**ACTION ITEM**: Look through the data below. Pick out the lines holding the string "title".

--- EXTRACTED DATA Enclosed Below ---

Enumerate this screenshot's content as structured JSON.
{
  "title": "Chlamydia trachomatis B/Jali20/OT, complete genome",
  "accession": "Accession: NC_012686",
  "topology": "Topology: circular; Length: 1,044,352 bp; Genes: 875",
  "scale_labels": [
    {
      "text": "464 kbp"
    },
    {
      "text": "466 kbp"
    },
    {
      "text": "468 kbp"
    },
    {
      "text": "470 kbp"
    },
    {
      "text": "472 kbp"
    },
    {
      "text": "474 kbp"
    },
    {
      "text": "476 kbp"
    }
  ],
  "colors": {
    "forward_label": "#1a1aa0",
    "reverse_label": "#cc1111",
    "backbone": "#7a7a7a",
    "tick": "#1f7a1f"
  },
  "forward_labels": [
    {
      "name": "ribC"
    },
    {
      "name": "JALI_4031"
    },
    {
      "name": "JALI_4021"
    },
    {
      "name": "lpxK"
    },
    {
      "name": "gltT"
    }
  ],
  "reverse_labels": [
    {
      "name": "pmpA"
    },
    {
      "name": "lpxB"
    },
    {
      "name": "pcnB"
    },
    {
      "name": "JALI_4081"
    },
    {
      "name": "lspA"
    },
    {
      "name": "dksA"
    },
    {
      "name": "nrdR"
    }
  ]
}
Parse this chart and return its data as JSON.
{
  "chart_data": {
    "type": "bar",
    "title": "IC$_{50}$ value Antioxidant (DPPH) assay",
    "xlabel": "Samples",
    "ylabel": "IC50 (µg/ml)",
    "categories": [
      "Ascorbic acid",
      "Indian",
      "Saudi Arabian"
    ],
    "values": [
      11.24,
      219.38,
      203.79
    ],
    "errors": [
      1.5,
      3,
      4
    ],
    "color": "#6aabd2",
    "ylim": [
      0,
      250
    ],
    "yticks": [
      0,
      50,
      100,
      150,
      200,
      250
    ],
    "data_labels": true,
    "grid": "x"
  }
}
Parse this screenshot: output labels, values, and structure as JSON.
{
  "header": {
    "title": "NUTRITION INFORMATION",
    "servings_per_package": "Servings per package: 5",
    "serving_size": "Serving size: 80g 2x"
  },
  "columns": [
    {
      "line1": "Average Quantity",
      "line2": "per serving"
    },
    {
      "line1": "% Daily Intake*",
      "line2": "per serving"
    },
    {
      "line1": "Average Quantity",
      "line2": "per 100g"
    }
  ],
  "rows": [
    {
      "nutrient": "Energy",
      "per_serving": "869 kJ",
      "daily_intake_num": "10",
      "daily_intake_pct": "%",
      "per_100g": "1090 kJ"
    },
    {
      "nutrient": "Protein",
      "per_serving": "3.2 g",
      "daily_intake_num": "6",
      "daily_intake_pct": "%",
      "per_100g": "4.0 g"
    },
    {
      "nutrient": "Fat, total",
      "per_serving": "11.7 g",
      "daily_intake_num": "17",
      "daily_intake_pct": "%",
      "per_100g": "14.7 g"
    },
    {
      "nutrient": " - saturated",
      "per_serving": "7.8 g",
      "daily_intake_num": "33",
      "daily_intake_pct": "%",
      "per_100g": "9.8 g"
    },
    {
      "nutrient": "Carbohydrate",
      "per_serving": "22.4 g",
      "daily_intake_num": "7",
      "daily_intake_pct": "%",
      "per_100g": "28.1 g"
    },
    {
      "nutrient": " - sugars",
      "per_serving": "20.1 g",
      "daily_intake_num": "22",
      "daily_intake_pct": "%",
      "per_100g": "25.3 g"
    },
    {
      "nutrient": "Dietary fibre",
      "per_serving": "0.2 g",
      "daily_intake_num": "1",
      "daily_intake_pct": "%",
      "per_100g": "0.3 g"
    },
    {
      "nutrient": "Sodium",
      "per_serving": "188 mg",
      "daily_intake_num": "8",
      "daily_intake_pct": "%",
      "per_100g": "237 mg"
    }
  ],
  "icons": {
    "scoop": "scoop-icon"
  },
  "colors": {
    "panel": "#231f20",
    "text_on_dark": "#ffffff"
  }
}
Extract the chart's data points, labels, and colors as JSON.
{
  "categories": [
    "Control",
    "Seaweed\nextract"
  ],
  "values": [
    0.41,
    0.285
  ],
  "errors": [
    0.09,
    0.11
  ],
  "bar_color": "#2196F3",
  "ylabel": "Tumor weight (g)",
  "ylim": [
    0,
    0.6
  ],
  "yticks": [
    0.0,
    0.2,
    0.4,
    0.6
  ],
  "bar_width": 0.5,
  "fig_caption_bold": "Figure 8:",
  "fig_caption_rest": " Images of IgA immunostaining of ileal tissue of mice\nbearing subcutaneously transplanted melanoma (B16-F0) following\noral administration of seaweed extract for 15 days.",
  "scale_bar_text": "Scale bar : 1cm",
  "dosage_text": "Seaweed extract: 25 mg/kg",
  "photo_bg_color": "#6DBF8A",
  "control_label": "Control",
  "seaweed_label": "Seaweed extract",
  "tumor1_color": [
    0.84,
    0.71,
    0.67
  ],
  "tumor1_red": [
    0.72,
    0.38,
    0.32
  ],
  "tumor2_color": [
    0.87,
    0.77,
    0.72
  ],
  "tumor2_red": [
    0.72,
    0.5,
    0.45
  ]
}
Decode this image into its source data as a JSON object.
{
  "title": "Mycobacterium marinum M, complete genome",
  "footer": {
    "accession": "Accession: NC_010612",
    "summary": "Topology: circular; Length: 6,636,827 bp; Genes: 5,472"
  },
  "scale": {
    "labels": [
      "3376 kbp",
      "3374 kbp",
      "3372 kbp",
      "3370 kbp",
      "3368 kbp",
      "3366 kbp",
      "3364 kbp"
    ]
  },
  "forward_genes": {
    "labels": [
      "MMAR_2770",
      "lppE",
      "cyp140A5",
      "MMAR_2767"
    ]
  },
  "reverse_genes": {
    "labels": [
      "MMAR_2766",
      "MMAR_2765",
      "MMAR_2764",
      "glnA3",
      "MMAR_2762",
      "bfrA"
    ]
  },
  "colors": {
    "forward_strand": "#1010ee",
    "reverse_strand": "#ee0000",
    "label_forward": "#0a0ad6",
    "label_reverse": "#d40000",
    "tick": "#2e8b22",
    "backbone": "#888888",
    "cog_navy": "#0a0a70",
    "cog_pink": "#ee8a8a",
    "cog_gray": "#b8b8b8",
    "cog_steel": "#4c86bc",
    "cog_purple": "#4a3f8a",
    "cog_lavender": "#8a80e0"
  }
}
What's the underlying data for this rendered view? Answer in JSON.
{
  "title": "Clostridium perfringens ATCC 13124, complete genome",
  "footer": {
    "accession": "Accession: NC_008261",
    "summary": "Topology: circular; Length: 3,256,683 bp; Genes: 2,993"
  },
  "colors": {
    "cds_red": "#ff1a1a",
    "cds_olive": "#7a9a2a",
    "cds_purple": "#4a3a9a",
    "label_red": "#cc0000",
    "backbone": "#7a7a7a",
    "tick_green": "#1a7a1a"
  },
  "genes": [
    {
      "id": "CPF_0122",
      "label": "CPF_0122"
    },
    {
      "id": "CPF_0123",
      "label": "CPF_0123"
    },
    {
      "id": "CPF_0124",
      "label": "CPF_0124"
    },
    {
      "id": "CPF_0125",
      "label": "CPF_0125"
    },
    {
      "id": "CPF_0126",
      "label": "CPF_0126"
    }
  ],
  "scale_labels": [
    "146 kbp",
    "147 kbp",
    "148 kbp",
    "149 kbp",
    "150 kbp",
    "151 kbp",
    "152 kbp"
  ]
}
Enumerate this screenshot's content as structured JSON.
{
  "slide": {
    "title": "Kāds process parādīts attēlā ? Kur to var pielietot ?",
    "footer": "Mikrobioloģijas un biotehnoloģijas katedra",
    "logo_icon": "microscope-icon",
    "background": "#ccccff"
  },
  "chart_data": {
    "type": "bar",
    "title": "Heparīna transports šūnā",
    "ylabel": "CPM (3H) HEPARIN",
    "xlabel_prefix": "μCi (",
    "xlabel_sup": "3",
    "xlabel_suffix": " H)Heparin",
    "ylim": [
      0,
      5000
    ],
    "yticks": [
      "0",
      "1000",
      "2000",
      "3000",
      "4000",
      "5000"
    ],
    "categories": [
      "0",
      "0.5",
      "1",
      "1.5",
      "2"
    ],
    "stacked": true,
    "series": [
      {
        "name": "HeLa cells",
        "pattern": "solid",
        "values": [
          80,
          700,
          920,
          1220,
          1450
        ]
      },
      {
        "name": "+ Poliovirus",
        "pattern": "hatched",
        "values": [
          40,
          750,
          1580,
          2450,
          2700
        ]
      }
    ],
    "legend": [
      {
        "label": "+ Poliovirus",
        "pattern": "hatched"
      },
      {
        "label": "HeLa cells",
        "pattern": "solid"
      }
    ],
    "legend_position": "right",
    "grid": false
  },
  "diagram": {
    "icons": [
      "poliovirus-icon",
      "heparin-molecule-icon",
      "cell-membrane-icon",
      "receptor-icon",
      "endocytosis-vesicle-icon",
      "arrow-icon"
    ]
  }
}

--- End of Enclosed EXTRACTED DATA ---

**ANSWER FOR THE TASK**:
  "title": "Chlamydia trachomatis B/Jali20/OT, complete genome",
    "title": "IC$_{50}$ value Antioxidant (DPPH) assay",
    "title": "NUTRITION INFORMATION",
  "title": "Mycobacterium marinum M, complete genome",
  "title": "Clostridium perfringens ATCC 13124, complete genome",
    "title": "Kāds process parādīts attēlā ? Kur to var pielietot ?",
    "title": "Heparīna transports šūnā",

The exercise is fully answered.